[BEGIN RECORDS PROVIDED]
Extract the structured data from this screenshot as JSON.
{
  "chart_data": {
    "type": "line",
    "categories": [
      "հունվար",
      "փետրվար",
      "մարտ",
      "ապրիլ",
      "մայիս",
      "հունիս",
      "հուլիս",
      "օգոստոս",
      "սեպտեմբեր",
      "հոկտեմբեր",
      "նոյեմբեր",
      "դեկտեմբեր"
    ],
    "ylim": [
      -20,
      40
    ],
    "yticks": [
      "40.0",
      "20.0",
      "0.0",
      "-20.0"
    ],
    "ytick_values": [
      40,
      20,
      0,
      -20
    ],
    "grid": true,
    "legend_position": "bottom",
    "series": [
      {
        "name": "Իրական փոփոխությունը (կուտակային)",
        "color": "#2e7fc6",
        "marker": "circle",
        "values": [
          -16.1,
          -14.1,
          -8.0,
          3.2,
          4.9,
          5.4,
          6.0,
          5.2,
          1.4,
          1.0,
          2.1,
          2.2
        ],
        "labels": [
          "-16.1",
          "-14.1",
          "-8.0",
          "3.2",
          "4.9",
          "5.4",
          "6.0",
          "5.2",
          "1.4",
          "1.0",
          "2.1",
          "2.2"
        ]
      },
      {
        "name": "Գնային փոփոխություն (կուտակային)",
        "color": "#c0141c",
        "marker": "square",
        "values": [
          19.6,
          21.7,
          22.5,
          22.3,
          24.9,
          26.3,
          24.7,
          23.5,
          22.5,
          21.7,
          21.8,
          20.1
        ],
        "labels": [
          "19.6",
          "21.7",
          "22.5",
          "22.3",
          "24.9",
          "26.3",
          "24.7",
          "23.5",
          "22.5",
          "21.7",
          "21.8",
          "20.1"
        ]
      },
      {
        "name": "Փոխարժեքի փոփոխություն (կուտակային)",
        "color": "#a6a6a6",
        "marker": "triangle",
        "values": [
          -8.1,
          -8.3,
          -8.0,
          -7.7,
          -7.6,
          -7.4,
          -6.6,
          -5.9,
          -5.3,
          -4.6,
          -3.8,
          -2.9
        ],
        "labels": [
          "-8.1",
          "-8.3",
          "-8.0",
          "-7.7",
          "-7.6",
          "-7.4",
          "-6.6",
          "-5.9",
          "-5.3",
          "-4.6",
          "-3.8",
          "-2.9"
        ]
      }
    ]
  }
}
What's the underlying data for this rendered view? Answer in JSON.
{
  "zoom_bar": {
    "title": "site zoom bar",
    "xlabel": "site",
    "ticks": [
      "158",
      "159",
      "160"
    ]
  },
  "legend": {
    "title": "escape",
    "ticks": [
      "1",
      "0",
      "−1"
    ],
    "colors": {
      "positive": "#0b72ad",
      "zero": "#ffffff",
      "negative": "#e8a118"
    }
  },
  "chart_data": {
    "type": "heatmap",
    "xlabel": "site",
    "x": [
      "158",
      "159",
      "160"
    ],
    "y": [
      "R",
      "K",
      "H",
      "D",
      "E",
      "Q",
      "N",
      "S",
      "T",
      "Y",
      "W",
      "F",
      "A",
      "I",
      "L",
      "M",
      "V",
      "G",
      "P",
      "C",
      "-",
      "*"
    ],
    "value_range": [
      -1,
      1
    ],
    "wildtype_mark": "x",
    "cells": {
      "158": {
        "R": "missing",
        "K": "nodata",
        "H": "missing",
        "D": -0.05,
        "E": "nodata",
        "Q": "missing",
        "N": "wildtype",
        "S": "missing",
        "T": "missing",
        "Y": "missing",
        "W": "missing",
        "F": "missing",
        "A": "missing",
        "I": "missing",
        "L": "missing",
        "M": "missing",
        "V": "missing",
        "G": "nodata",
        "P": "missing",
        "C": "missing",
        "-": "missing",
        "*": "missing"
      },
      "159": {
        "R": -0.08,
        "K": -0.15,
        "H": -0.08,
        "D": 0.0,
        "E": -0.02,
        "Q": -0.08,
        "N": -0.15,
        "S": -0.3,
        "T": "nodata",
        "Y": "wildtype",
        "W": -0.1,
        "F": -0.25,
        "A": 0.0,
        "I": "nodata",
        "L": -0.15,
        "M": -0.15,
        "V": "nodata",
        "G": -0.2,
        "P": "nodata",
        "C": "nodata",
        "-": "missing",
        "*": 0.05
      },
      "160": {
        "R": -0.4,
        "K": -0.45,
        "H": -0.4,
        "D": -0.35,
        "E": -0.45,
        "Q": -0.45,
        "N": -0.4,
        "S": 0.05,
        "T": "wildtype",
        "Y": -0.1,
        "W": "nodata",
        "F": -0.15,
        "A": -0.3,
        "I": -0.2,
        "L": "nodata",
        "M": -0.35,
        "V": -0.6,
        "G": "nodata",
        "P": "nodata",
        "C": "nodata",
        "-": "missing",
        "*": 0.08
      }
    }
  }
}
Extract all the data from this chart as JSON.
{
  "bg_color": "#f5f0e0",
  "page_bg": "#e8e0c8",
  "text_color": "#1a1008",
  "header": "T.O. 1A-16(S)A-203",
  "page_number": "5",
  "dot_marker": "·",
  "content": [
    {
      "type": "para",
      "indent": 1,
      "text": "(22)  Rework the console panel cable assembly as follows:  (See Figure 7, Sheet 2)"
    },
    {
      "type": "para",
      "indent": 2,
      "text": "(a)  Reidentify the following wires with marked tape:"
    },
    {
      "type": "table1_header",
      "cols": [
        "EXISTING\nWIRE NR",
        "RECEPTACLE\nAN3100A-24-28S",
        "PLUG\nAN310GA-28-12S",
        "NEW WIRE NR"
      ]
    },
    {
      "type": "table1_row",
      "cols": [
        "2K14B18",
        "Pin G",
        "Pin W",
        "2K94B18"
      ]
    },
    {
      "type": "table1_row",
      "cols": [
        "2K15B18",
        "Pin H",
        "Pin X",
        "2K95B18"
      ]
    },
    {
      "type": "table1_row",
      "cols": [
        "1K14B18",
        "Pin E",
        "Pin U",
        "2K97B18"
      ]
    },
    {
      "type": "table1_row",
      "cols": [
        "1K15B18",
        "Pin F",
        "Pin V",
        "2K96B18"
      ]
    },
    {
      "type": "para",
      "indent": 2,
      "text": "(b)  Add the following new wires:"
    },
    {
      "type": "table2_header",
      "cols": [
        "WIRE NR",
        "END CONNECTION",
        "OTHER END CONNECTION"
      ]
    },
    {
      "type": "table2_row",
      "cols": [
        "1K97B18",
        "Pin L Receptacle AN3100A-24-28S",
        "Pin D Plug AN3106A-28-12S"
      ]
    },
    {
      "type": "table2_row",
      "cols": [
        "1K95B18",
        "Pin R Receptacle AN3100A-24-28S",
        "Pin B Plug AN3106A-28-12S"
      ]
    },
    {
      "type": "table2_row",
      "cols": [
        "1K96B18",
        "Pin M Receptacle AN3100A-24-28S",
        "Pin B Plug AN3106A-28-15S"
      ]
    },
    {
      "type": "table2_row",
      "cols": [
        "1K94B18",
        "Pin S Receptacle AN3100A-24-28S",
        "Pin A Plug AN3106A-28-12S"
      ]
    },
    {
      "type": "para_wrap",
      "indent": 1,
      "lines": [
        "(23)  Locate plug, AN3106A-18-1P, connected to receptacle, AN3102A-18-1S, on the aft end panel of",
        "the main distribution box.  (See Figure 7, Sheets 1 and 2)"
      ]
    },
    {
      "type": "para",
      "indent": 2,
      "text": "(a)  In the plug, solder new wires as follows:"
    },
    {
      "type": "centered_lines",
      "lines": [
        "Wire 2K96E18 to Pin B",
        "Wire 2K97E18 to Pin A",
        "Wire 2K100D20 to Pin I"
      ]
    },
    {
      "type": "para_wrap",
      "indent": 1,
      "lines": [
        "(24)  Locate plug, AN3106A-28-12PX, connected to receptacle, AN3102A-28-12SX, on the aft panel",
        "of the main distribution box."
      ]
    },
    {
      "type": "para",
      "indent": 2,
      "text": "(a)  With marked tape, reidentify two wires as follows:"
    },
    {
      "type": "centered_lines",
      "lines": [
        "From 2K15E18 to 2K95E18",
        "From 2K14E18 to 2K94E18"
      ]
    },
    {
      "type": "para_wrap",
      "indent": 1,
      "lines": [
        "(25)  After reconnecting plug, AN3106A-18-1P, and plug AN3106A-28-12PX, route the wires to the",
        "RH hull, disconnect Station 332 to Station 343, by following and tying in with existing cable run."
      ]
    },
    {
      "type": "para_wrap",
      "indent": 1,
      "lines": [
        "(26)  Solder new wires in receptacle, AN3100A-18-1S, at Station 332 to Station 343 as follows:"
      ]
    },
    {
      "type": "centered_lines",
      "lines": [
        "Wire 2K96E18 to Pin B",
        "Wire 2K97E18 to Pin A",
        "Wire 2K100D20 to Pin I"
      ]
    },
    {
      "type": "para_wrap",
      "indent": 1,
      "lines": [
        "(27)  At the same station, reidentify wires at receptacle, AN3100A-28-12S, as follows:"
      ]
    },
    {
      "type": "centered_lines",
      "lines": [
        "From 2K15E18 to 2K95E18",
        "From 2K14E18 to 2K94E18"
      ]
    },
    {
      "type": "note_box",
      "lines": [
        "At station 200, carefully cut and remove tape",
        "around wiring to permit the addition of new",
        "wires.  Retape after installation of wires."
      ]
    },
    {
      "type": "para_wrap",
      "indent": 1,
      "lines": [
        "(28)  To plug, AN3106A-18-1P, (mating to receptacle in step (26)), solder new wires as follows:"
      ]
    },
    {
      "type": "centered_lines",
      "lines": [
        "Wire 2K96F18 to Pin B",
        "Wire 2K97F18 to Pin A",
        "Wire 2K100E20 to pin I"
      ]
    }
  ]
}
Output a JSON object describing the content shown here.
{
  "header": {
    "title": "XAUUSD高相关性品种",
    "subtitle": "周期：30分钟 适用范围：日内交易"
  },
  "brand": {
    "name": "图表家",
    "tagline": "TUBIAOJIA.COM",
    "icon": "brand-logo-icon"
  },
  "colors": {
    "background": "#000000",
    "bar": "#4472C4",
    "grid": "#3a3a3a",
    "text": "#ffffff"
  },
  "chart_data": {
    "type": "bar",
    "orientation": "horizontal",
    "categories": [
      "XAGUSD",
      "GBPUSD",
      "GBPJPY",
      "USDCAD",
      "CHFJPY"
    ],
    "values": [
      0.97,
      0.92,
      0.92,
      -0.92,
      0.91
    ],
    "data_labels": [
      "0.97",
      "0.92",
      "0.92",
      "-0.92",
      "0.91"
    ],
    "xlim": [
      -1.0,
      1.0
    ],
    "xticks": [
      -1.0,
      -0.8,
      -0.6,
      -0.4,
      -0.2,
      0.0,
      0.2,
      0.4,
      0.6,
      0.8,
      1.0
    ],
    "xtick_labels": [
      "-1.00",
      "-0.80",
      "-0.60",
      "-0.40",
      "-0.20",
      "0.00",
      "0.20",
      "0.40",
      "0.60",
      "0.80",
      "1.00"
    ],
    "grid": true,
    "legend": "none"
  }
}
[END RECORDS PROVIDED]
GIVEN TASK
Every line holding "content" should be copied out.

COMPLETED EXERCISE
  "content": [
Output a JSON object describing the content shown here.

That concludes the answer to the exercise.